#### Given instruction:
From the records, pick out and copy each line containing "ارين".

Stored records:
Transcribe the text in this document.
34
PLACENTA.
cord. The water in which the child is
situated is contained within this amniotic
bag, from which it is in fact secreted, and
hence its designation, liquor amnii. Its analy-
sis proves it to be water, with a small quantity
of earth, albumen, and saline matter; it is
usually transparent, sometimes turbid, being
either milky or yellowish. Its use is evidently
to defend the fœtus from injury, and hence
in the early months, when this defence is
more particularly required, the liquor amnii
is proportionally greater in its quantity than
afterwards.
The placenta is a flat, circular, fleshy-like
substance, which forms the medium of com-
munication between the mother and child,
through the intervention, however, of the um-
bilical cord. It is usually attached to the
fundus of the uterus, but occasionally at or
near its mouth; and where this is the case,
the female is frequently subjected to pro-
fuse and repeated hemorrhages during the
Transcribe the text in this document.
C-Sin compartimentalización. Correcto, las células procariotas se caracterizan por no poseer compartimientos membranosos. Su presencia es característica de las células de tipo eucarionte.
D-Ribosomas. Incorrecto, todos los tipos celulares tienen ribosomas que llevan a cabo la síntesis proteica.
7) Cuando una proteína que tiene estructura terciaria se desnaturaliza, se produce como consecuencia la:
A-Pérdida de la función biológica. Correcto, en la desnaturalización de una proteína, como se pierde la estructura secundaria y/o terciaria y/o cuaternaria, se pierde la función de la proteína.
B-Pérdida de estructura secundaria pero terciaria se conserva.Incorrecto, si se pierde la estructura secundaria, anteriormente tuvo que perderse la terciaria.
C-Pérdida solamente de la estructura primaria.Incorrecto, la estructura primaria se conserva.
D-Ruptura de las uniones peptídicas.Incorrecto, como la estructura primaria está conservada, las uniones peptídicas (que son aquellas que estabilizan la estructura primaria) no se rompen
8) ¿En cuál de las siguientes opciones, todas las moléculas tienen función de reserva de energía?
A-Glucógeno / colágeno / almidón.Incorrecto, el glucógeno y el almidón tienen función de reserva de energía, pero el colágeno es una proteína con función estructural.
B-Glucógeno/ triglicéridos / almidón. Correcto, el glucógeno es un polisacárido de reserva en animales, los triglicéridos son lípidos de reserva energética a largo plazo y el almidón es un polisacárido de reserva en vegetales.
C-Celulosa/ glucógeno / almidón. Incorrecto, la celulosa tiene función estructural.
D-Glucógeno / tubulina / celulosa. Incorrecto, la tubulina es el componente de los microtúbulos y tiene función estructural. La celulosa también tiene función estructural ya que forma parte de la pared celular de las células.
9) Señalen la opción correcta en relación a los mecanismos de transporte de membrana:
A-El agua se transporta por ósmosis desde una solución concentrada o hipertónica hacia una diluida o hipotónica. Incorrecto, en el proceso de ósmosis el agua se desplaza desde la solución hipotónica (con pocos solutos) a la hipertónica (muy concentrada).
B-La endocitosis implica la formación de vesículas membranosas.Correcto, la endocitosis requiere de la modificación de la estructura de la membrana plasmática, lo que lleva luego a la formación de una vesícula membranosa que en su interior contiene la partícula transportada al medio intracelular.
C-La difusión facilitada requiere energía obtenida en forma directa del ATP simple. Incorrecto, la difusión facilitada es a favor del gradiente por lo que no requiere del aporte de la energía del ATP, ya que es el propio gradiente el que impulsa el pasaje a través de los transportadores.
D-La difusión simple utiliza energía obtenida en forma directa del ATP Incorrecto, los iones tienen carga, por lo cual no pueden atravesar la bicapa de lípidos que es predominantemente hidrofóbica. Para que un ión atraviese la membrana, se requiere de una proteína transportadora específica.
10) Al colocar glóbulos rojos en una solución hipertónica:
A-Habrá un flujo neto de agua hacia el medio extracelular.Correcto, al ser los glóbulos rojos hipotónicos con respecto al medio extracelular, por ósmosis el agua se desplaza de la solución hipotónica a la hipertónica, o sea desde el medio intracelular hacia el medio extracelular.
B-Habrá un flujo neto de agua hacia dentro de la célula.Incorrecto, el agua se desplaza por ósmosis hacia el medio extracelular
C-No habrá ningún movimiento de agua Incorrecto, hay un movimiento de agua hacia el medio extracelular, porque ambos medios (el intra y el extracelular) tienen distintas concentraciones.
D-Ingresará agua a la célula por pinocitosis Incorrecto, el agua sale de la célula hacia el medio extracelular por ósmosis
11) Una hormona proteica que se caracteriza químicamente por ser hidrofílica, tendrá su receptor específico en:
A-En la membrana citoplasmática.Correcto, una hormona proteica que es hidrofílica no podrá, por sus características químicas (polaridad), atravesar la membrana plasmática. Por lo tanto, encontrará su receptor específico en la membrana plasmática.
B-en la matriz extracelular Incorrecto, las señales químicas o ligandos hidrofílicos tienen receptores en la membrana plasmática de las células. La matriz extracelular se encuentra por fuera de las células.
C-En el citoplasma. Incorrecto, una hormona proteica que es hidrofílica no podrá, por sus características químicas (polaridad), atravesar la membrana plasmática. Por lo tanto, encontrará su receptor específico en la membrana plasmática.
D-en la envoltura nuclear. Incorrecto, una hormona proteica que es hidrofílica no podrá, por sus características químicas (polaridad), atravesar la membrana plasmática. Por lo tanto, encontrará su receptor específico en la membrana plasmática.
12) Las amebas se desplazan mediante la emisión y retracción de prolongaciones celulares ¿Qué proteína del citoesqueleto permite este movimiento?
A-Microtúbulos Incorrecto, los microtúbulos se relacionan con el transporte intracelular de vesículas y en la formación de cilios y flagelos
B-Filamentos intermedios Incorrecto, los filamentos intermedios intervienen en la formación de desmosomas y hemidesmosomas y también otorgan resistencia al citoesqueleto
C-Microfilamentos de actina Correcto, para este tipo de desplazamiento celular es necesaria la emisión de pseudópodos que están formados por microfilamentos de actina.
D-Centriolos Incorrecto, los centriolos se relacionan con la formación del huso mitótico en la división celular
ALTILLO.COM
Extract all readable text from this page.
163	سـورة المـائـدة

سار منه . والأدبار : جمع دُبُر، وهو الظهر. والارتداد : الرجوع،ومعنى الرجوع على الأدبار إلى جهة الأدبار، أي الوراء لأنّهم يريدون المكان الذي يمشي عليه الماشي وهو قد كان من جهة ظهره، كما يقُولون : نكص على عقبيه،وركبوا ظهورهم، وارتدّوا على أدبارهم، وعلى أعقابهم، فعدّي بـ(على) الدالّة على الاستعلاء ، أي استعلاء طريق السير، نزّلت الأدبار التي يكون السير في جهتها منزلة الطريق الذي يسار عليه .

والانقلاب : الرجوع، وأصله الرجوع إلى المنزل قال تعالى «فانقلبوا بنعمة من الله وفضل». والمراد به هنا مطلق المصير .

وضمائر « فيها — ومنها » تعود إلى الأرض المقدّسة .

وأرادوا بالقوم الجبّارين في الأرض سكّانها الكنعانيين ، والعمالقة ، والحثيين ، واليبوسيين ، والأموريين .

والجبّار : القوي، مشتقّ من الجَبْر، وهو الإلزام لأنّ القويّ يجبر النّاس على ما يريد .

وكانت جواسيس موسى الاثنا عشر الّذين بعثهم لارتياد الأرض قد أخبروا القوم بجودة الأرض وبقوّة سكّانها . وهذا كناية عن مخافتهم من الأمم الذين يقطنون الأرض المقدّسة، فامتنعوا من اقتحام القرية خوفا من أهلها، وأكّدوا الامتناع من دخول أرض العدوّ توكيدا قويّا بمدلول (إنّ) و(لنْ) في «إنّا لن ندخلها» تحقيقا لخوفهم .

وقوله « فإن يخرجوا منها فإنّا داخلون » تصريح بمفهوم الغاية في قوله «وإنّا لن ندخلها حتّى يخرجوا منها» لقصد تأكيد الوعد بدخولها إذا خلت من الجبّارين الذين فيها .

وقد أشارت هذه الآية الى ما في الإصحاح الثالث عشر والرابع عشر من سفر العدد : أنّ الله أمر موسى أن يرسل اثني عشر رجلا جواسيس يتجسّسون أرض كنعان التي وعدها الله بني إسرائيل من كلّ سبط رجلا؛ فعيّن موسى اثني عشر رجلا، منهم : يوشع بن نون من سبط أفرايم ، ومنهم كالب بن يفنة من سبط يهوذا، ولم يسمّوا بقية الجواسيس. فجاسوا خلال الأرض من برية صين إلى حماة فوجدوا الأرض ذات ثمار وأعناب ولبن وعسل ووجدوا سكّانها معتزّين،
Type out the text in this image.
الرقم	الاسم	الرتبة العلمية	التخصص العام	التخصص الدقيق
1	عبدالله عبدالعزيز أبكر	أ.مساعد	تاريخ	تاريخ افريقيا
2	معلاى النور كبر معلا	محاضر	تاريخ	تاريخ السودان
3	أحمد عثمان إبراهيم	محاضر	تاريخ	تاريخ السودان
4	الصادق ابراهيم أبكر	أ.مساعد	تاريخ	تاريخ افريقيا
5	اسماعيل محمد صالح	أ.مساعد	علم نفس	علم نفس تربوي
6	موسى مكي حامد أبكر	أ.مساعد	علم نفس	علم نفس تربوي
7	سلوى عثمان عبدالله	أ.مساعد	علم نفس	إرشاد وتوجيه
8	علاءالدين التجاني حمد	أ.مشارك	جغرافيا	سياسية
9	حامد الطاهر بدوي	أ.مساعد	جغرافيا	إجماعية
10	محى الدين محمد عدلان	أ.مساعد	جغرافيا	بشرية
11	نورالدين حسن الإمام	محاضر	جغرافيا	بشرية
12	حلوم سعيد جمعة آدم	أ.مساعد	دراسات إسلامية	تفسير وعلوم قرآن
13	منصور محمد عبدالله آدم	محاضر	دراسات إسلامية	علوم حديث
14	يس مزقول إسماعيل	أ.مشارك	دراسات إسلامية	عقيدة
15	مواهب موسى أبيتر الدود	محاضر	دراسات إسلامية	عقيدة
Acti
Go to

#### Right answer:
وأرادوا بالقوم الجبّارين في الأرض سكّانها الكنعانيين ، والعمالقة ، والحثيين ، واليبوسيين ، والأموريين .
وقوله « فإن يخرجوا منها فإنّا داخلون » تصريح بمفهوم الغاية في قوله «وإنّا لن ندخلها حتّى يخرجوا منها» لقصد تأكيد الوعد بدخولها إذا خلت من الجبّارين الذين فيها .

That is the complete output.